▶ Given instruction
All entries should be output exactly as they stand.

▶ Data records
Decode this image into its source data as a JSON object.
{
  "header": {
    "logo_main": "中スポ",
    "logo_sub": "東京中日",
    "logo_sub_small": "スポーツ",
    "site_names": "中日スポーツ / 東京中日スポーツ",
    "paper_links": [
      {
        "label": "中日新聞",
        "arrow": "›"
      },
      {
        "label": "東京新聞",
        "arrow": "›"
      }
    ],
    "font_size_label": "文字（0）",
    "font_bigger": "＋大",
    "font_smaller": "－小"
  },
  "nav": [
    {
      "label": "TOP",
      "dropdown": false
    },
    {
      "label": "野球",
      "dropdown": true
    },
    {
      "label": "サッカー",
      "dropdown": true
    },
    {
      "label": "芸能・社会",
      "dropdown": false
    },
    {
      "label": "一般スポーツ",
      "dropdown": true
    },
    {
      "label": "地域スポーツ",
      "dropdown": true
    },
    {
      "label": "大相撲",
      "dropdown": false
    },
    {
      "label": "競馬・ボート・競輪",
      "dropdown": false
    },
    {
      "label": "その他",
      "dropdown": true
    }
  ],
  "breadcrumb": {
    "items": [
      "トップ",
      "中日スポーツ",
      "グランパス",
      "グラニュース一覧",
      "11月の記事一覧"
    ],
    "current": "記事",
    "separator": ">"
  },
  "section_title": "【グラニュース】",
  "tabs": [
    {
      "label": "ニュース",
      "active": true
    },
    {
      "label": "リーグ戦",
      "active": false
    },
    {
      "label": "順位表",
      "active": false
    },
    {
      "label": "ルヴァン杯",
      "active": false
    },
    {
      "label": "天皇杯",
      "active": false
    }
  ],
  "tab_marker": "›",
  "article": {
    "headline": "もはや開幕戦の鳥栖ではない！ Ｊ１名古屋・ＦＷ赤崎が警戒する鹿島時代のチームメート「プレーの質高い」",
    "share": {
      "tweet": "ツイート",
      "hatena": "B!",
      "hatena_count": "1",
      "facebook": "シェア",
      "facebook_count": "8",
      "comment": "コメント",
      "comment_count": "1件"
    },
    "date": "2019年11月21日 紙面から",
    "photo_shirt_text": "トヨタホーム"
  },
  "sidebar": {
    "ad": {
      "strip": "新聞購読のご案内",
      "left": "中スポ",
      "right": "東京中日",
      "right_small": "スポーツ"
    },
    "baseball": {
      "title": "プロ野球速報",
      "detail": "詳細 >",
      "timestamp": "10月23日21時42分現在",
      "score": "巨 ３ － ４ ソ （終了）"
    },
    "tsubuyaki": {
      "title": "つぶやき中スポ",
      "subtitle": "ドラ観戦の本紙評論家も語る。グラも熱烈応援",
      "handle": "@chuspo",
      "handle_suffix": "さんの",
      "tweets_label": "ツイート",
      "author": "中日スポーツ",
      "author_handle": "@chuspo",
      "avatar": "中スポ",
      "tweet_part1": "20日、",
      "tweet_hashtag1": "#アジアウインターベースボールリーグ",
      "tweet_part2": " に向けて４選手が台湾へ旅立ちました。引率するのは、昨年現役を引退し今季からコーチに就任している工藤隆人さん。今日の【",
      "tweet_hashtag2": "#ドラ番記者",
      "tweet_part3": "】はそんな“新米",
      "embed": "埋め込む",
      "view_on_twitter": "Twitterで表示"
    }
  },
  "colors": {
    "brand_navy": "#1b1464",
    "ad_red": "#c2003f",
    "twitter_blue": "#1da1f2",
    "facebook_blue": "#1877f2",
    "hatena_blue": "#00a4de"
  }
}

▶ Answer for this exercise
Decode this image into its source data as a JSON object.
{
  "header": {
    "logo_main": "中スポ",
    "logo_sub": "東京中日",
    "logo_sub_small": "スポーツ",
    "site_names": "中日スポーツ / 東京中日スポーツ",
    "paper_links": [
      {
        "label": "中日新聞",
        "arrow": "›"
      },
      {
        "label": "東京新聞",
        "arrow": "›"
      }
    ],
    "font_size_label": "文字（0）",
    "font_bigger": "＋大",
    "font_smaller": "－小"
  },
  "nav": [
    {
      "label": "TOP",
      "dropdown": false
    },
    {
      "label": "野球",
      "dropdown": true
    },
    {
      "label": "サッカー",
      "dropdown": true
    },
    {
      "label": "芸能・社会",
      "dropdown": false
    },
    {
      "label": "一般スポーツ",
      "dropdown": true
    },
    {
      "label": "地域スポーツ",
      "dropdown": true
    },
    {
      "label": "大相撲",
      "dropdown": false
    },
    {
      "label": "競馬・ボート・競輪",
      "dropdown": false
    },
    {
      "label": "その他",
      "dropdown": true
    }
  ],
  "breadcrumb": {
    "items": [
      "トップ",
      "中日スポーツ",
      "グランパス",
      "グラニュース一覧",
      "11月の記事一覧"
    ],
    "current": "記事",
    "separator": ">"
  },
  "section_title": "【グラニュース】",
  "tabs": [
    {
      "label": "ニュース",
      "active": true
    },
    {
      "label": "リーグ戦",
      "active": false
    },
    {
      "label": "順位表",
      "active": false
    },
    {
      "label": "ルヴァン杯",
      "active": false
    },
    {
      "label": "天皇杯",
      "active": false
    }
  ],
  "tab_marker": "›",
  "article": {
    "headline": "もはや開幕戦の鳥栖ではない！ Ｊ１名古屋・ＦＷ赤崎が警戒する鹿島時代のチームメート「プレーの質高い」",
    "share": {
      "tweet": "ツイート",
      "hatena": "B!",
      "hatena_count": "1",
      "facebook": "シェア",
      "facebook_count": "8",
      "comment": "コメント",
      "comment_count": "1件"
    },
    "date": "2019年11月21日 紙面から",
    "photo_shirt_text": "トヨタホーム"
  },
  "sidebar": {
    "ad": {
      "strip": "新聞購読のご案内",
      "left": "中スポ",
      "right": "東京中日",
      "right_small": "スポーツ"
    },
    "baseball": {
      "title": "プロ野球速報",
      "detail": "詳細 >",
      "timestamp": "10月23日21時42分現在",
      "score": "巨 ３ － ４ ソ （終了）"
    },
    "tsubuyaki": {
      "title": "つぶやき中スポ",
      "subtitle": "ドラ観戦の本紙評論家も語る。グラも熱烈応援",
      "handle": "@chuspo",
      "handle_suffix": "さんの",
      "tweets_label": "ツイート",
      "author": "中日スポーツ",
      "author_handle": "@chuspo",
      "avatar": "中スポ",
      "tweet_part1": "20日、",
      "tweet_hashtag1": "#アジアウインターベースボールリーグ",
      "tweet_part2": " に向けて４選手が台湾へ旅立ちました。引率するのは、昨年現役を引退し今季からコーチに就任している工藤隆人さん。今日の【",
      "tweet_hashtag2": "#ドラ番記者",
      "tweet_part3": "】はそんな“新米",
      "embed": "埋め込む",
      "view_on_twitter": "Twitterで表示"
    }
  },
  "colors": {
    "brand_navy": "#1b1464",
    "ad_red": "#c2003f",
    "twitter_blue": "#1da1f2",
    "facebook_blue": "#1877f2",
    "hatena_blue": "#00a4de"
  }
}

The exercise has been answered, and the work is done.